++++ Extracted data
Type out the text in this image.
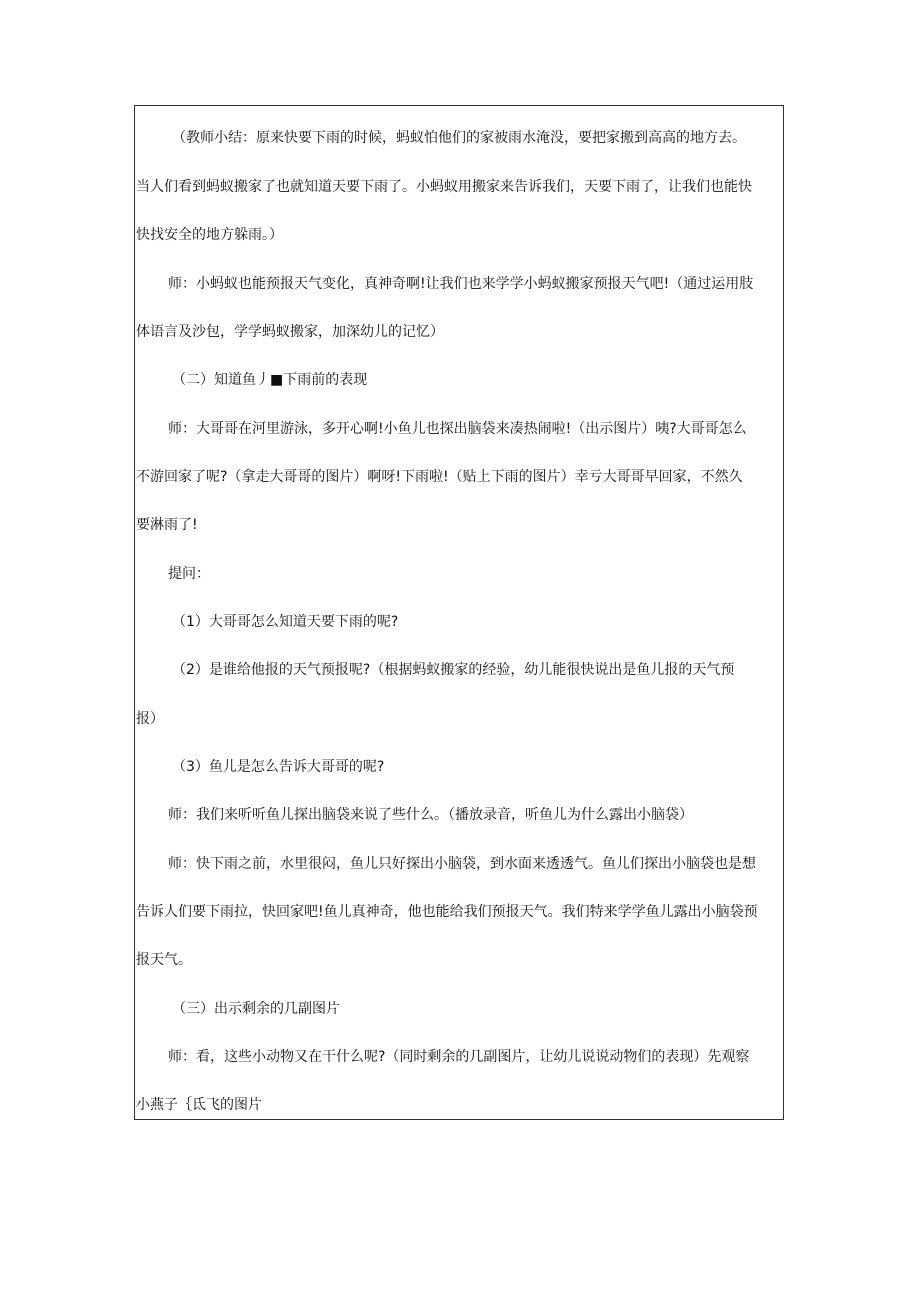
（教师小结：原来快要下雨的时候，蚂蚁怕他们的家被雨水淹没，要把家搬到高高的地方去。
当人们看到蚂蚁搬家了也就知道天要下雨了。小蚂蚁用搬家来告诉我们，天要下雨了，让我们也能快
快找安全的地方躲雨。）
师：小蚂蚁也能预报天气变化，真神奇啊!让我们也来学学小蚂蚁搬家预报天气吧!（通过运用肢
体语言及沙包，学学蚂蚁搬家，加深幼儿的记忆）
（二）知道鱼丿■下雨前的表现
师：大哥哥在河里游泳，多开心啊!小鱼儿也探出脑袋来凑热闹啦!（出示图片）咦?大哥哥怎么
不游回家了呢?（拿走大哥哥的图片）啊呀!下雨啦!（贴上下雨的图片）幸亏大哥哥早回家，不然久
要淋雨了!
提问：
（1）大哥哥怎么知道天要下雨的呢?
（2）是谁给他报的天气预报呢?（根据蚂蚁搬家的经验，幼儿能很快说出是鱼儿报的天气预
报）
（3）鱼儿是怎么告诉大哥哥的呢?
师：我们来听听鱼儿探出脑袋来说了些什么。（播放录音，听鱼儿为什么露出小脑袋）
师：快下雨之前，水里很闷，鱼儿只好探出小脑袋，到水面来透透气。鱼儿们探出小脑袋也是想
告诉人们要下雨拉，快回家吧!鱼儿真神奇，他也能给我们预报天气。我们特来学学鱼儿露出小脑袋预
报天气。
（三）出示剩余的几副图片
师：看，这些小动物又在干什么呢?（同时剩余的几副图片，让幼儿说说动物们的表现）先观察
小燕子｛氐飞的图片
++++++++
++++ Extracted data
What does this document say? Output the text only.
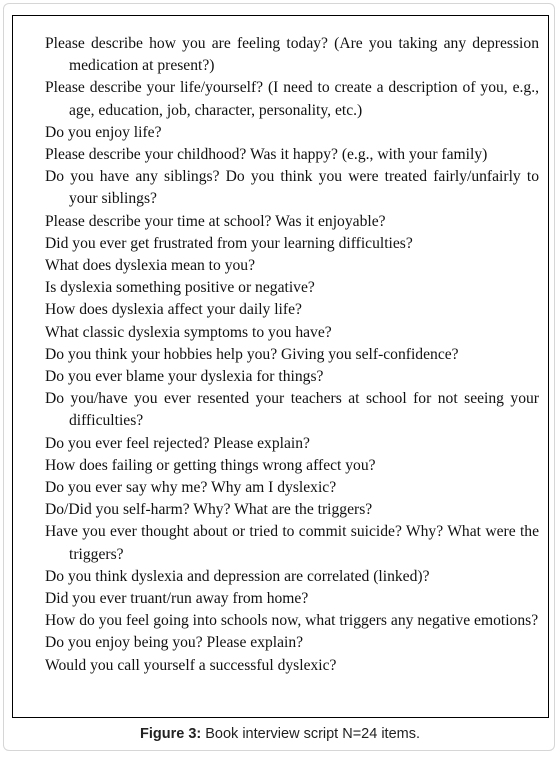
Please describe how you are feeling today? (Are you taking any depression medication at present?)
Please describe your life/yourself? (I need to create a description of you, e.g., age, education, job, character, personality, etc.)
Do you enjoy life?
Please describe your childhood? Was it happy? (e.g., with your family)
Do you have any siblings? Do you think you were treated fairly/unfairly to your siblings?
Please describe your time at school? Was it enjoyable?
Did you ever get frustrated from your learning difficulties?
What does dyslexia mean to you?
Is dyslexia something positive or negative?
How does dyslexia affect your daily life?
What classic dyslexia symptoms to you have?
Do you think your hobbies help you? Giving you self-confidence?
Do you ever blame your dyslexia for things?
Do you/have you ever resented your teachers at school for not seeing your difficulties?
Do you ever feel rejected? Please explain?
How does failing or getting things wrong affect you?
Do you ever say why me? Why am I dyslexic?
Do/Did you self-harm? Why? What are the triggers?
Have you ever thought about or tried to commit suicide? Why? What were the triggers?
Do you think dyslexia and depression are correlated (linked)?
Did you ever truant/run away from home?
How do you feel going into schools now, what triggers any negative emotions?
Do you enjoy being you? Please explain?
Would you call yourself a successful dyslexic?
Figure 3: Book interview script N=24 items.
++++++++
Pull out each line of the records holding the string "dyslexia".

What does dyslexia mean to you?
Is dyslexia something positive or negative?
How does dyslexia affect your daily life?
What classic dyslexia symptoms to you have?
Do you ever blame your dyslexia for things?
Do you think dyslexia and depression are correlated (linked)?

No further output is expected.